Information shown start
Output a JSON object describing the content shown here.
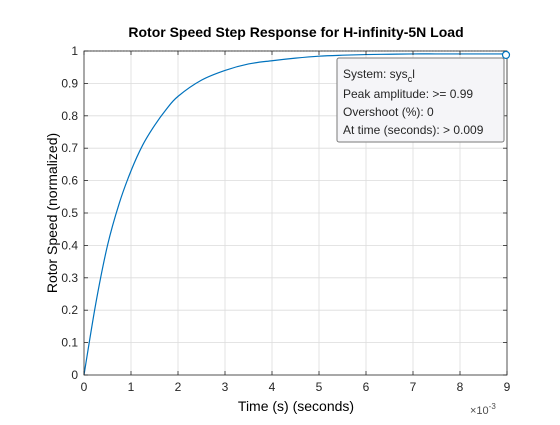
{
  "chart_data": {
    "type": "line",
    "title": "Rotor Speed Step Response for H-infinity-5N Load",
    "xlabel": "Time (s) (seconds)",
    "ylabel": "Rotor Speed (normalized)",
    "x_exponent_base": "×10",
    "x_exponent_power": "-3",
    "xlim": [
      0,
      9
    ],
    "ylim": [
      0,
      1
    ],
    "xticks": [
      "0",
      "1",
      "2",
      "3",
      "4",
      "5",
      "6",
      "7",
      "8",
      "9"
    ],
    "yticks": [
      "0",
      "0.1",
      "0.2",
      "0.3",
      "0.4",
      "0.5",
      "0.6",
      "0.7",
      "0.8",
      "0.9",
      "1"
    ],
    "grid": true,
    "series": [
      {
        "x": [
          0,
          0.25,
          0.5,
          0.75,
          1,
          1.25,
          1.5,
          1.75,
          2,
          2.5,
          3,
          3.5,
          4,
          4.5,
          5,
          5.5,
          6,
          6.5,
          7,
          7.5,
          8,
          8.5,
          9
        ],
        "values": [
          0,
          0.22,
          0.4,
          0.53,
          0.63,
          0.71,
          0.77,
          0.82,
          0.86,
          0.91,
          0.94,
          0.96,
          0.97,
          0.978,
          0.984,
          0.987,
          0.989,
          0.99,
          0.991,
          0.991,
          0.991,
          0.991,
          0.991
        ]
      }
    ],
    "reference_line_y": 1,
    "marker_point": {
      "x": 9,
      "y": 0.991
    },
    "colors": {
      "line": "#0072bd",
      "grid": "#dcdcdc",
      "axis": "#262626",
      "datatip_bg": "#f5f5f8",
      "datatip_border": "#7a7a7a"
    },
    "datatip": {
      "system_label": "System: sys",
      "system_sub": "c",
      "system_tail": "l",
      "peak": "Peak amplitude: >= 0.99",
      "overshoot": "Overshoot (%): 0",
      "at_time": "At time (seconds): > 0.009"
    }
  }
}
Information shown end
◆ Exercise task
Reproduce each entry verbatim, excluding any embedded images.

◆ Finished task
Output a JSON object describing the content shown here.
{
  "chart_data": {
    "type": "line",
    "title": "Rotor Speed Step Response for H-infinity-5N Load",
    "xlabel": "Time (s) (seconds)",
    "ylabel": "Rotor Speed (normalized)",
    "x_exponent_base": "×10",
    "x_exponent_power": "-3",
    "xlim": [
      0,
      9
    ],
    "ylim": [
      0,
      1
    ],
    "xticks": [
      "0",
      "1",
      "2",
      "3",
      "4",
      "5",
      "6",
      "7",
      "8",
      "9"
    ],
    "yticks": [
      "0",
      "0.1",
      "0.2",
      "0.3",
      "0.4",
      "0.5",
      "0.6",
      "0.7",
      "0.8",
      "0.9",
      "1"
    ],
    "grid": true,
    "series": [
      {
        "x": [
          0,
          0.25,
          0.5,
          0.75,
          1,
          1.25,
          1.5,
          1.75,
          2,
          2.5,
          3,
          3.5,
          4,
          4.5,
          5,
          5.5,
          6,
          6.5,
          7,
          7.5,
          8,
          8.5,
          9
        ],
        "values": [
          0,
          0.22,
          0.4,
          0.53,
          0.63,
          0.71,
          0.77,
          0.82,
          0.86,
          0.91,
          0.94,
          0.96,
          0.97,
          0.978,
          0.984,
          0.987,
          0.989,
          0.99,
          0.991,
          0.991,
          0.991,
          0.991,
          0.991
        ]
      }
    ],
    "reference_line_y": 1,
    "marker_point": {
      "x": 9,
      "y": 0.991
    },
    "colors": {
      "line": "#0072bd",
      "grid": "#dcdcdc",
      "axis": "#262626",
      "datatip_bg": "#f5f5f8",
      "datatip_border": "#7a7a7a"
    },
    "datatip": {
      "system_label": "System: sys",
      "system_sub": "c",
      "system_tail": "l",
      "peak": "Peak amplitude: >= 0.99",
      "overshoot": "Overshoot (%): 0",
      "at_time": "At time (seconds): > 0.009"
    }
  }
}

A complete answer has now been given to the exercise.